### LISTED ENTRIES ###

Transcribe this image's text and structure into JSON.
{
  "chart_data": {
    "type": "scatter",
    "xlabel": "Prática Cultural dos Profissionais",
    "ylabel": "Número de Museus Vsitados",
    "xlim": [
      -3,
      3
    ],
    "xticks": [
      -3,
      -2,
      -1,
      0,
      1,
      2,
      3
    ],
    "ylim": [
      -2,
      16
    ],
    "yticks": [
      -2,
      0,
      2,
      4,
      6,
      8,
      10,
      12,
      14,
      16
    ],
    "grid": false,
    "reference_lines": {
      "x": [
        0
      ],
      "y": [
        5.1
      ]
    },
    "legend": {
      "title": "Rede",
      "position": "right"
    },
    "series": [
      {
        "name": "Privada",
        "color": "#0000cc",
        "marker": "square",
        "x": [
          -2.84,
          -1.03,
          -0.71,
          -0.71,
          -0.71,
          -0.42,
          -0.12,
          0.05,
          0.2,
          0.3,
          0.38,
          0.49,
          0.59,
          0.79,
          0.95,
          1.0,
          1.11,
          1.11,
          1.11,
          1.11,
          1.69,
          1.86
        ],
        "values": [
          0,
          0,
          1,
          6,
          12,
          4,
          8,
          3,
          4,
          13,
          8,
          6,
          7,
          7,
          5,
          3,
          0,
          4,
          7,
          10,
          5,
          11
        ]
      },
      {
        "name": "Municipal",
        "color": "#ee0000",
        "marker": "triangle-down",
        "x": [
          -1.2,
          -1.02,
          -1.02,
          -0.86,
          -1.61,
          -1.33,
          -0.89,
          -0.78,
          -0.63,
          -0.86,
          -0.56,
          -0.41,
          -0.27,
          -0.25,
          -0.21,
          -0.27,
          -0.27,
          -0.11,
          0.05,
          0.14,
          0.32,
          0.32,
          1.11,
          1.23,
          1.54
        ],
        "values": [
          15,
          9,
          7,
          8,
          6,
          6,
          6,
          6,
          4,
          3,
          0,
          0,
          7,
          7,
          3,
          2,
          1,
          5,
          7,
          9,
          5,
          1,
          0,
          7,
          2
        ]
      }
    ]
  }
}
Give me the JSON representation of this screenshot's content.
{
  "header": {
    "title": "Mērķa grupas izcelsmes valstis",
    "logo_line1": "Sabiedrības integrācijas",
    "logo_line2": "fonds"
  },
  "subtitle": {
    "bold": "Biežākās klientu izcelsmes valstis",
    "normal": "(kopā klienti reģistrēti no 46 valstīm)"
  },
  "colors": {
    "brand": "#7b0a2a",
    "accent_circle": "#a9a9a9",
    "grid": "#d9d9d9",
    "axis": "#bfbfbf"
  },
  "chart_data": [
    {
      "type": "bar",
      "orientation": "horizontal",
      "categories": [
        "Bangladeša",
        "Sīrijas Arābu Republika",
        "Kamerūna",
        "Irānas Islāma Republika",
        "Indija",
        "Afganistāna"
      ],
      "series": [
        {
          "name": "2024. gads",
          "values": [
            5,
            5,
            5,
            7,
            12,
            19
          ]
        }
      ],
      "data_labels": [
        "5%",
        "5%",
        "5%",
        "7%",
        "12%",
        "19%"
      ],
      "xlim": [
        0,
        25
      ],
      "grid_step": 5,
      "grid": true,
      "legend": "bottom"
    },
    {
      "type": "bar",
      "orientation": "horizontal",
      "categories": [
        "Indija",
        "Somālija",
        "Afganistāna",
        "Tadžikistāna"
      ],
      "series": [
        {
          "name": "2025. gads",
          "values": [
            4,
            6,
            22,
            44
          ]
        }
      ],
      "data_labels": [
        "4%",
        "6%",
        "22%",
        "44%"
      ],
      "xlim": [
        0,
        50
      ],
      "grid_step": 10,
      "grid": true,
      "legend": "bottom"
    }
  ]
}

###

GIVEN INSTRUCTION: Write the listing out again, exactly as shown above.

RESPONSE TO THE TASK:
Transcribe this image's text and structure into JSON.
{
  "chart_data": {
    "type": "scatter",
    "xlabel": "Prática Cultural dos Profissionais",
    "ylabel": "Número de Museus Vsitados",
    "xlim": [
      -3,
      3
    ],
    "xticks": [
      -3,
      -2,
      -1,
      0,
      1,
      2,
      3
    ],
    "ylim": [
      -2,
      16
    ],
    "yticks": [
      -2,
      0,
      2,
      4,
      6,
      8,
      10,
      12,
      14,
      16
    ],
    "grid": false,
    "reference_lines": {
      "x": [
        0
      ],
      "y": [
        5.1
      ]
    },
    "legend": {
      "title": "Rede",
      "position": "right"
    },
    "series": [
      {
        "name": "Privada",
        "color": "#0000cc",
        "marker": "square",
        "x": [
          -2.84,
          -1.03,
          -0.71,
          -0.71,
          -0.71,
          -0.42,
          -0.12,
          0.05,
          0.2,
          0.3,
          0.38,
          0.49,
          0.59,
          0.79,
          0.95,
          1.0,
          1.11,
          1.11,
          1.11,
          1.11,
          1.69,
          1.86
        ],
        "values": [
          0,
          0,
          1,
          6,
          12,
          4,
          8,
          3,
          4,
          13,
          8,
          6,
          7,
          7,
          5,
          3,
          0,
          4,
          7,
          10,
          5,
          11
        ]
      },
      {
        "name": "Municipal",
        "color": "#ee0000",
        "marker": "triangle-down",
        "x": [
          -1.2,
          -1.02,
          -1.02,
          -0.86,
          -1.61,
          -1.33,
          -0.89,
          -0.78,
          -0.63,
          -0.86,
          -0.56,
          -0.41,
          -0.27,
          -0.25,
          -0.21,
          -0.27,
          -0.27,
          -0.11,
          0.05,
          0.14,
          0.32,
          0.32,
          1.11,
          1.23,
          1.54
        ],
        "values": [
          15,
          9,
          7,
          8,
          6,
          6,
          6,
          6,
          4,
          3,
          0,
          0,
          7,
          7,
          3,
          2,
          1,
          5,
          7,
          9,
          5,
          1,
          0,
          7,
          2
        ]
      }
    ]
  }
}
Give me the JSON representation of this screenshot's content.
{
  "header": {
    "title": "Mērķa grupas izcelsmes valstis",
    "logo_line1": "Sabiedrības integrācijas",
    "logo_line2": "fonds"
  },
  "subtitle": {
    "bold": "Biežākās klientu izcelsmes valstis",
    "normal": "(kopā klienti reģistrēti no 46 valstīm)"
  },
  "colors": {
    "brand": "#7b0a2a",
    "accent_circle": "#a9a9a9",
    "grid": "#d9d9d9",
    "axis": "#bfbfbf"
  },
  "chart_data": [
    {
      "type": "bar",
      "orientation": "horizontal",
      "categories": [
        "Bangladeša",
        "Sīrijas Arābu Republika",
        "Kamerūna",
        "Irānas Islāma Republika",
        "Indija",
        "Afganistāna"
      ],
      "series": [
        {
          "name": "2024. gads",
          "values": [
            5,
            5,
            5,
            7,
            12,
            19
          ]
        }
      ],
      "data_labels": [
        "5%",
        "5%",
        "5%",
        "7%",
        "12%",
        "19%"
      ],
      "xlim": [
        0,
        25
      ],
      "grid_step": 5,
      "grid": true,
      "legend": "bottom"
    },
    {
      "type": "bar",
      "orientation": "horizontal",
      "categories": [
        "Indija",
        "Somālija",
        "Afganistāna",
        "Tadžikistāna"
      ],
      "series": [
        {
          "name": "2025. gads",
          "values": [
            4,
            6,
            22,
            44
          ]
        }
      ],
      "data_labels": [
        "4%",
        "6%",
        "22%",
        "44%"
      ],
      "xlim": [
        0,
        50
      ],
      "grid_step": 10,
      "grid": true,
      "legend": "bottom"
    }
  ]
}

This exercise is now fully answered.